> _Problem requirements_
Search the listing below for the string "жизни" and copy every line where it occurs.
((
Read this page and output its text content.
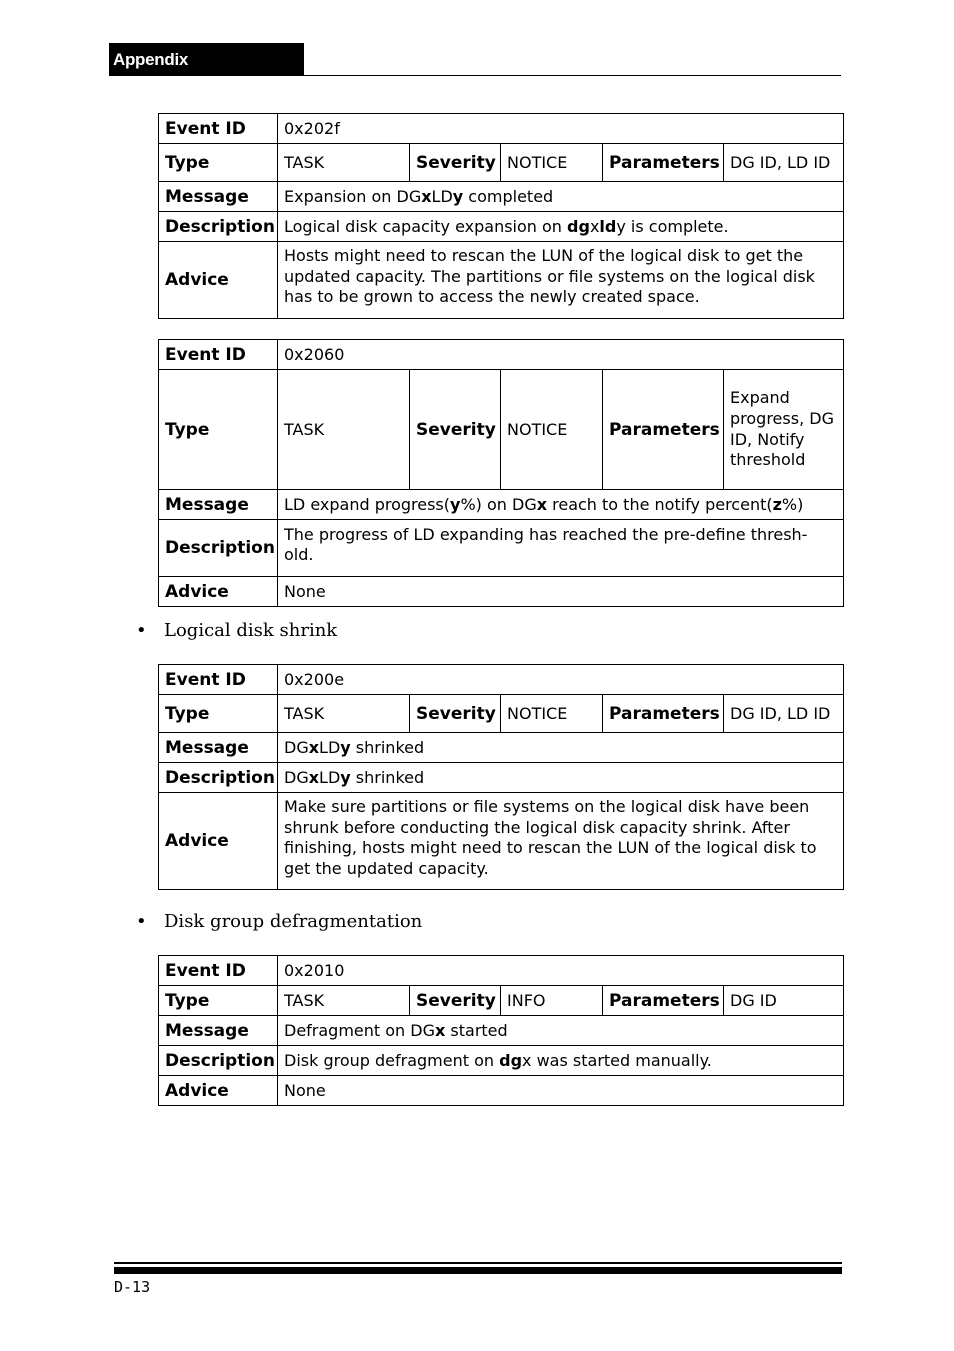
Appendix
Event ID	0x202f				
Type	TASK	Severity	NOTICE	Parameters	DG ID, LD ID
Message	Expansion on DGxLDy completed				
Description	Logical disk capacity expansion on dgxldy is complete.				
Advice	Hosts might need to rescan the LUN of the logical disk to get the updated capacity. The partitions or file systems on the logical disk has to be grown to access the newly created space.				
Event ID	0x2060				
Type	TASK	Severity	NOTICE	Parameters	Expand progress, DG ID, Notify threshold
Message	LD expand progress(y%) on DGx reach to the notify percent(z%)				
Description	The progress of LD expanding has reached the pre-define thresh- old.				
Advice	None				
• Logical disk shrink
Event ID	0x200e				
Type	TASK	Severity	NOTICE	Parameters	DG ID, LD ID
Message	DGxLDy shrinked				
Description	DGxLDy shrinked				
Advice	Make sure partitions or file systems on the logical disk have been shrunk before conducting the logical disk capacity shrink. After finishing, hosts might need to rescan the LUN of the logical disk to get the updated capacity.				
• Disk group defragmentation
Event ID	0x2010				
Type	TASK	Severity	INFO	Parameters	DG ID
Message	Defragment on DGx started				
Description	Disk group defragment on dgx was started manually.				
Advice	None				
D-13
))
((
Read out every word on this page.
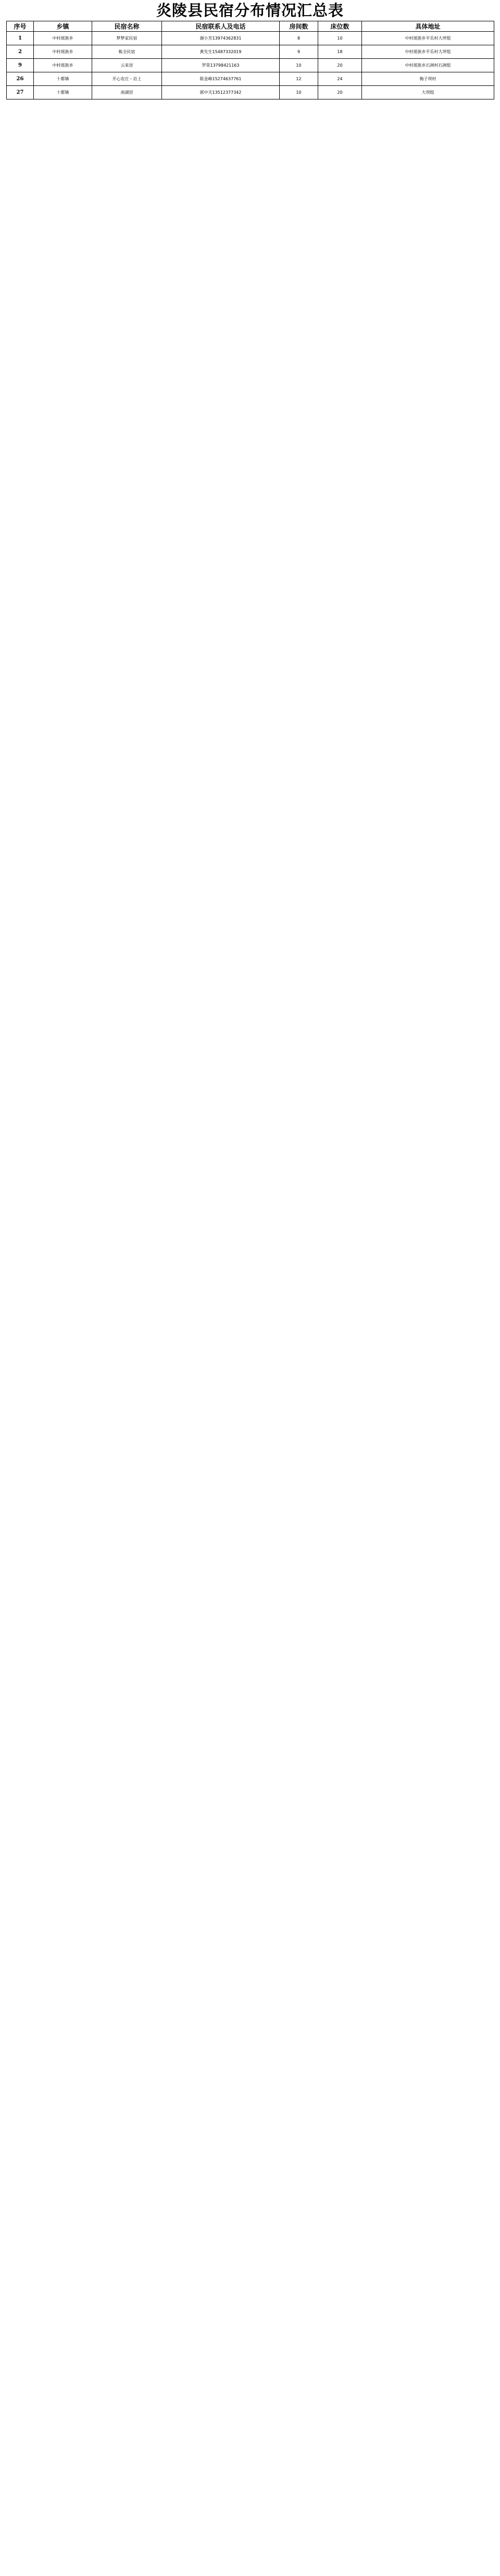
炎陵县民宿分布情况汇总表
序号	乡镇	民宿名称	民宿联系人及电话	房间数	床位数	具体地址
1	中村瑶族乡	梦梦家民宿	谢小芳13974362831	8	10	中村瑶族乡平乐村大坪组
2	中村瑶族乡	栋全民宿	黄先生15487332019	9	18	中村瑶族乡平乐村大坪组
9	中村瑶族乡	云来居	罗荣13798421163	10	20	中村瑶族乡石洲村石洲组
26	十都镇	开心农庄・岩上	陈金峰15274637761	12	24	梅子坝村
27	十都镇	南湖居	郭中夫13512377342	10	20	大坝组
))
((
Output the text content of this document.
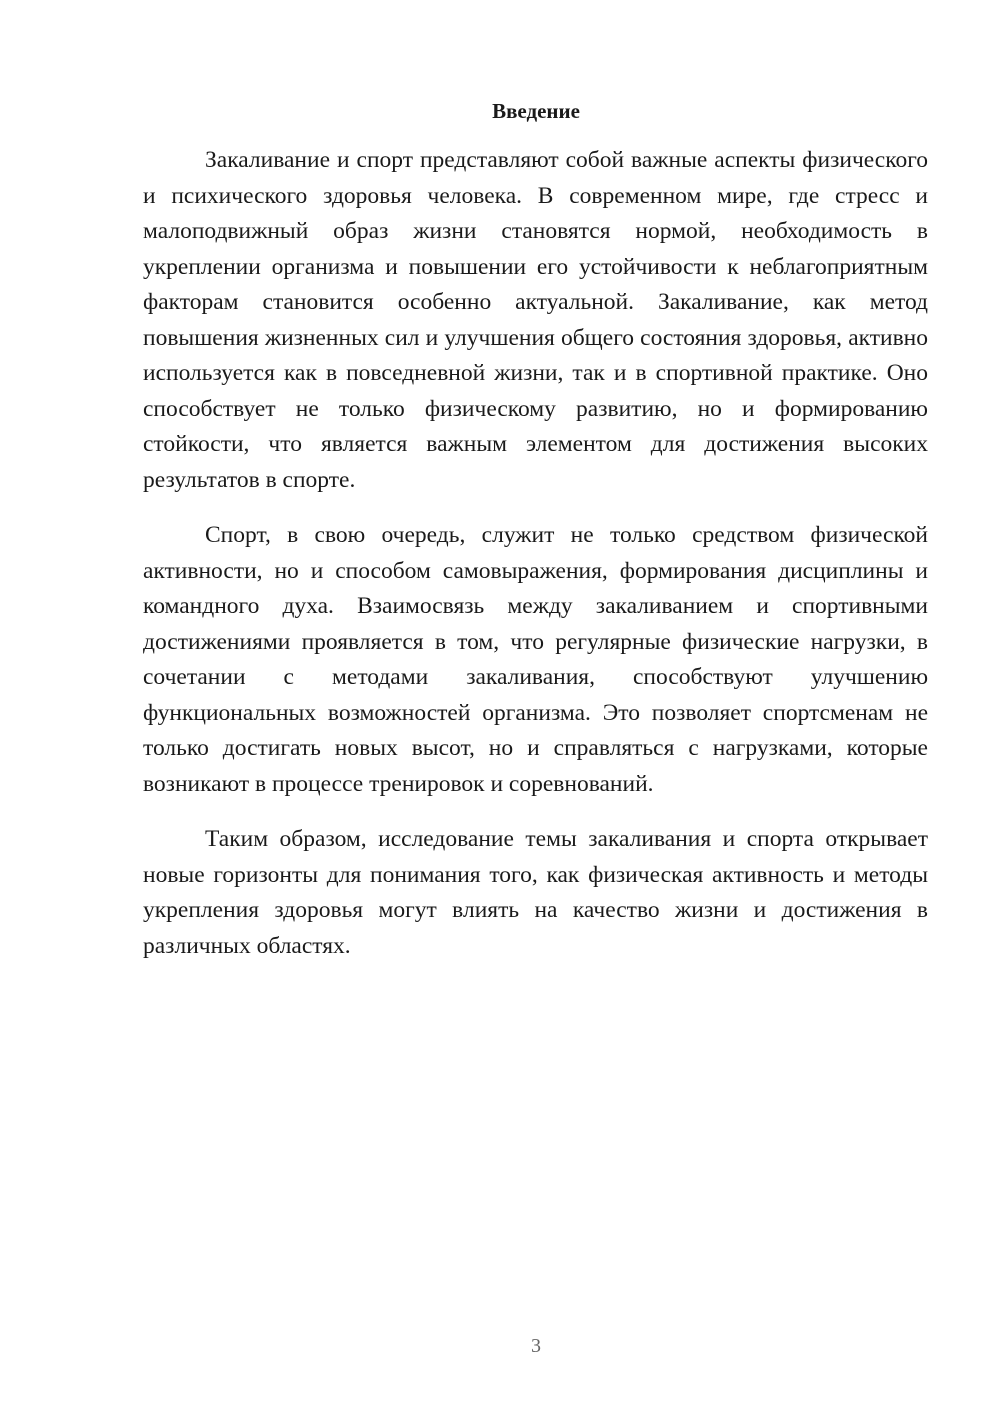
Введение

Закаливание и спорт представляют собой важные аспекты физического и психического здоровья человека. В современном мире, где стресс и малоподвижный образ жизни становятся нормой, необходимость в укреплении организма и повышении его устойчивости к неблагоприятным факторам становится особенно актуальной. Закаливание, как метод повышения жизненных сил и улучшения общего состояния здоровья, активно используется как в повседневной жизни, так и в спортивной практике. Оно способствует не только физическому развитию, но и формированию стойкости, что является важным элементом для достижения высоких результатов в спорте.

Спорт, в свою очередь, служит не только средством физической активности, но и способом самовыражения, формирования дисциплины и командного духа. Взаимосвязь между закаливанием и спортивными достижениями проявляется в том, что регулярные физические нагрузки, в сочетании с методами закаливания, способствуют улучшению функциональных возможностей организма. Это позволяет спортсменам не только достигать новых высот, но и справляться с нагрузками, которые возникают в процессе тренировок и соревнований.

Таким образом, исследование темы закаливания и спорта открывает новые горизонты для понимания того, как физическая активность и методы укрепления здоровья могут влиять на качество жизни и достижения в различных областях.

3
))
> _Solution_
Закаливание и спорт представляют собой важные аспекты физического и психического здоровья человека. В современном мире, где стресс и малоподвижный образ жизни становятся нормой, необходимость в укреплении организма и повышении его устойчивости к неблагоприятным факторам становится особенно актуальной. Закаливание, как метод повышения жизненных сил и улучшения общего состояния здоровья, активно используется как в повседневной жизни, так и в спортивной практике. Оно способствует не только физическому развитию, но и формированию стойкости, что является важным элементом для достижения высоких результатов в спорте.
Таким образом, исследование темы закаливания и спорта открывает новые горизонты для понимания того, как физическая активность и методы укрепления здоровья могут влиять на качество жизни и достижения в различных областях.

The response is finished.